Dataset records on visual material:
%%
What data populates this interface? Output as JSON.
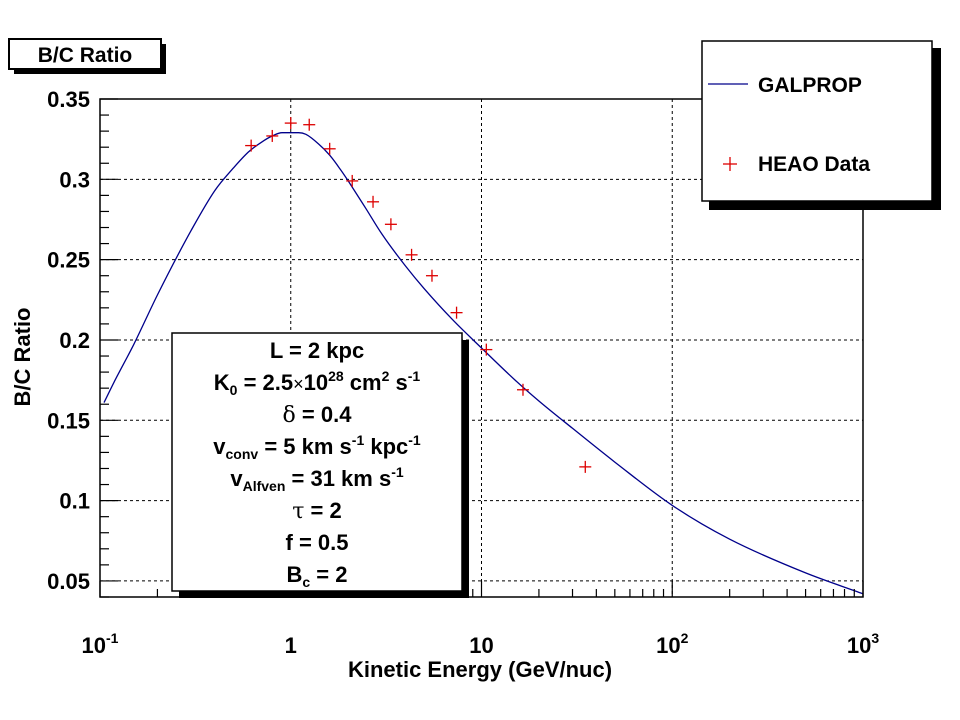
{
  "title": "B/C Ratio",
  "chart_data": {
    "type": "line",
    "title": "B/C Ratio",
    "xlabel": "Kinetic Energy (GeV/nuc)",
    "ylabel": "B/C Ratio",
    "xscale": "log",
    "xlim": [
      0.1,
      1000
    ],
    "ylim": [
      0.04,
      0.35
    ],
    "grid": true,
    "legend_position": "top-right",
    "x_tick_labels": [
      {
        "base": "10",
        "exp": "-1"
      },
      {
        "base": "1",
        "exp": ""
      },
      {
        "base": "10",
        "exp": ""
      },
      {
        "base": "10",
        "exp": "2"
      },
      {
        "base": "10",
        "exp": "3"
      }
    ],
    "y_tick_labels": [
      "0.05",
      "0.1",
      "0.15",
      "0.2",
      "0.25",
      "0.3",
      "0.35"
    ],
    "series": [
      {
        "name": "GALPROP",
        "style": "line",
        "color": "#00008b",
        "x": [
          0.105,
          0.12,
          0.15,
          0.2,
          0.3,
          0.4,
          0.5,
          0.6,
          0.7,
          0.8,
          0.9,
          1.0,
          1.1,
          1.2,
          1.4,
          1.6,
          1.8,
          2.0,
          2.5,
          3.0,
          4.0,
          5.0,
          7.0,
          10,
          15,
          20,
          30,
          50,
          100,
          200,
          500,
          1000
        ],
        "y": [
          0.161,
          0.175,
          0.197,
          0.228,
          0.268,
          0.293,
          0.307,
          0.317,
          0.323,
          0.327,
          0.329,
          0.329,
          0.329,
          0.328,
          0.322,
          0.315,
          0.307,
          0.299,
          0.281,
          0.266,
          0.246,
          0.232,
          0.213,
          0.195,
          0.175,
          0.162,
          0.145,
          0.124,
          0.097,
          0.076,
          0.055,
          0.042
        ]
      },
      {
        "name": "HEAO Data",
        "style": "markers",
        "color": "#dd0000",
        "x": [
          0.62,
          0.8,
          1.0,
          1.25,
          1.6,
          2.1,
          2.7,
          3.35,
          4.3,
          5.5,
          7.4,
          10.6,
          16.5,
          35
        ],
        "y": [
          0.321,
          0.327,
          0.335,
          0.334,
          0.319,
          0.299,
          0.286,
          0.272,
          0.253,
          0.24,
          0.217,
          0.194,
          0.169,
          0.121
        ]
      }
    ]
  },
  "parameters": [
    {
      "parts": [
        {
          "t": "L = 2 kpc"
        }
      ]
    },
    {
      "parts": [
        {
          "t": "K"
        },
        {
          "t": "0",
          "sub": true
        },
        {
          "t": " = 2.5"
        },
        {
          "t": "×",
          "times": true
        },
        {
          "t": "10"
        },
        {
          "t": "28",
          "sup": true
        },
        {
          "t": " cm"
        },
        {
          "t": "2",
          "sup": true
        },
        {
          "t": " s"
        },
        {
          "t": "-1",
          "sup": true
        }
      ]
    },
    {
      "parts": [
        {
          "t": "δ",
          "greek": true
        },
        {
          "t": " = 0.4"
        }
      ]
    },
    {
      "parts": [
        {
          "t": "v"
        },
        {
          "t": "conv",
          "sub": true
        },
        {
          "t": " = 5 km s"
        },
        {
          "t": "-1",
          "sup": true
        },
        {
          "t": " kpc"
        },
        {
          "t": "-1",
          "sup": true
        }
      ]
    },
    {
      "parts": [
        {
          "t": "v"
        },
        {
          "t": "Alfven",
          "sub": true
        },
        {
          "t": " = 31 km s"
        },
        {
          "t": "-1",
          "sup": true
        }
      ]
    },
    {
      "parts": [
        {
          "t": "τ",
          "greek": true
        },
        {
          "t": " = 2"
        }
      ]
    },
    {
      "parts": [
        {
          "t": "f = 0.5"
        }
      ]
    },
    {
      "parts": [
        {
          "t": "B"
        },
        {
          "t": "c",
          "sub": true
        },
        {
          "t": " = 2"
        }
      ]
    }
  ]
}
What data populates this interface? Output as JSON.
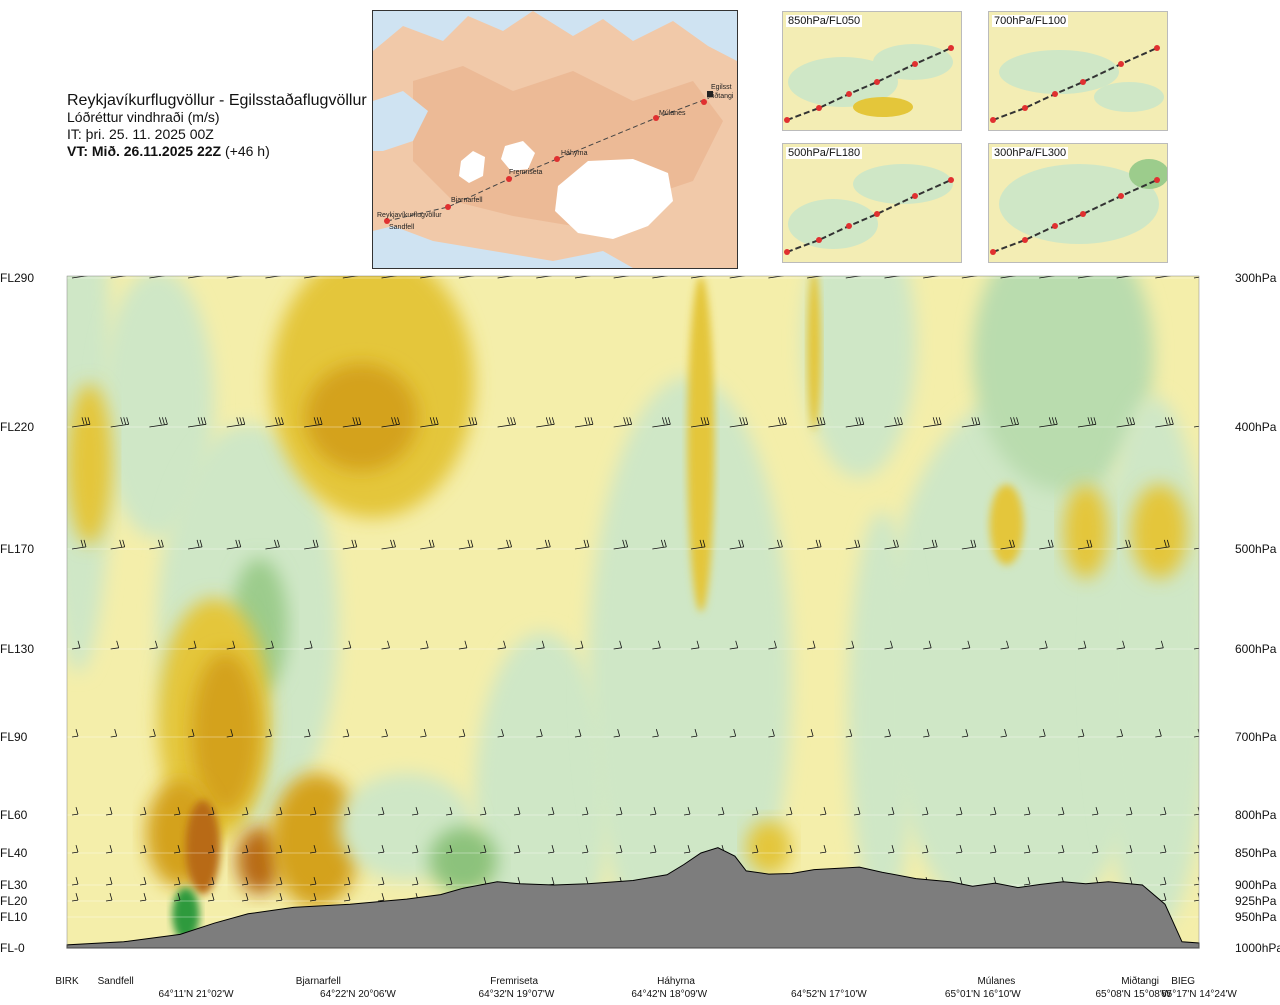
{
  "header": {
    "route": "Reykjavíkurflugvöllur - Egilsstaðaflugvöllur",
    "parameter": "Lóðréttur vindhraði (m/s)",
    "issue_time": "IT: þri. 25. 11. 2025 00Z",
    "valid_time": "VT: Mið. 26.11.2025 22Z",
    "lead_time": "(+46 h)"
  },
  "map": {
    "stations": [
      "Reykjavíkurflugvöllur",
      "Sandfell",
      "Bjarnarfell",
      "Fremriseta",
      "Háhyrna",
      "Múlanes",
      "Miðtangi",
      "Egilsst"
    ]
  },
  "mini_maps": [
    {
      "label": "850hPa/FL050"
    },
    {
      "label": "700hPa/FL100"
    },
    {
      "label": "500hPa/FL180"
    },
    {
      "label": "300hPa/FL300"
    }
  ],
  "chart_data": {
    "type": "heatmap",
    "variable": "Lóðréttur vindhraði (m/s)",
    "left_axis": [
      {
        "label": "FL290",
        "hpa": 300
      },
      {
        "label": "FL220",
        "hpa": 400
      },
      {
        "label": "FL170",
        "hpa": 500
      },
      {
        "label": "FL130",
        "hpa": 600
      },
      {
        "label": "FL90",
        "hpa": 700
      },
      {
        "label": "FL60",
        "hpa": 800
      },
      {
        "label": "FL40",
        "hpa": 850
      },
      {
        "label": "FL30",
        "hpa": 900
      },
      {
        "label": "FL20",
        "hpa": 925
      },
      {
        "label": "FL10",
        "hpa": 950
      },
      {
        "label": "FL-0",
        "hpa": 1000
      }
    ],
    "right_axis": [
      "300hPa",
      "400hPa",
      "500hPa",
      "600hPa",
      "700hPa",
      "800hPa",
      "850hPa",
      "900hPa",
      "925hPa",
      "950hPa",
      "1000hPa"
    ],
    "y_range_hpa": [
      1000,
      300
    ],
    "stations_bottom": [
      {
        "name": "BIRK",
        "pos": 0.0
      },
      {
        "name": "Sandfell",
        "pos": 0.043
      },
      {
        "name": "Bjarnarfell",
        "pos": 0.222
      },
      {
        "name": "Fremriseta",
        "pos": 0.395
      },
      {
        "name": "Háhyrna",
        "pos": 0.538
      },
      {
        "name": "Múlanes",
        "pos": 0.821
      },
      {
        "name": "Miðtangi",
        "pos": 0.948
      },
      {
        "name": "BIEG",
        "pos": 0.986
      }
    ],
    "coords_bottom": [
      {
        "name": "64°11'N 21°02'W",
        "pos": 0.114
      },
      {
        "name": "64°22'N 20°06'W",
        "pos": 0.257
      },
      {
        "name": "64°32'N 19°07'W",
        "pos": 0.397
      },
      {
        "name": "64°42'N 18°09'W",
        "pos": 0.532
      },
      {
        "name": "64°52'N 17°10'W",
        "pos": 0.673
      },
      {
        "name": "65°01'N 16°10'W",
        "pos": 0.809
      },
      {
        "name": "65°08'N 15°08'W",
        "pos": 0.942
      },
      {
        "name": "65°17'N 14°24'W",
        "pos": 1.0
      }
    ],
    "terrain_profile_hpa": [
      [
        0,
        995
      ],
      [
        0.05,
        990
      ],
      [
        0.1,
        978
      ],
      [
        0.13,
        960
      ],
      [
        0.16,
        945
      ],
      [
        0.2,
        935
      ],
      [
        0.25,
        930
      ],
      [
        0.3,
        922
      ],
      [
        0.33,
        915
      ],
      [
        0.35,
        905
      ],
      [
        0.38,
        895
      ],
      [
        0.4,
        898
      ],
      [
        0.43,
        900
      ],
      [
        0.46,
        898
      ],
      [
        0.5,
        893
      ],
      [
        0.53,
        884
      ],
      [
        0.545,
        868
      ],
      [
        0.56,
        850
      ],
      [
        0.575,
        843
      ],
      [
        0.59,
        855
      ],
      [
        0.6,
        878
      ],
      [
        0.62,
        883
      ],
      [
        0.64,
        882
      ],
      [
        0.66,
        876
      ],
      [
        0.68,
        874
      ],
      [
        0.7,
        872
      ],
      [
        0.72,
        880
      ],
      [
        0.75,
        890
      ],
      [
        0.78,
        895
      ],
      [
        0.8,
        902
      ],
      [
        0.82,
        897
      ],
      [
        0.84,
        904
      ],
      [
        0.86,
        899
      ],
      [
        0.88,
        895
      ],
      [
        0.9,
        898
      ],
      [
        0.92,
        895
      ],
      [
        0.95,
        900
      ],
      [
        0.97,
        930
      ],
      [
        0.985,
        990
      ],
      [
        1.0,
        992
      ]
    ]
  }
}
%%
Problem to solve »
Copy out each line of the listing that holds "Reykjavíkurflugvöllur".

Exercise solution »
    "route": "Reykjavíkurflugvöllur - Egilsstaðaflugvöllur",
      "Reykjavíkurflugvöllur",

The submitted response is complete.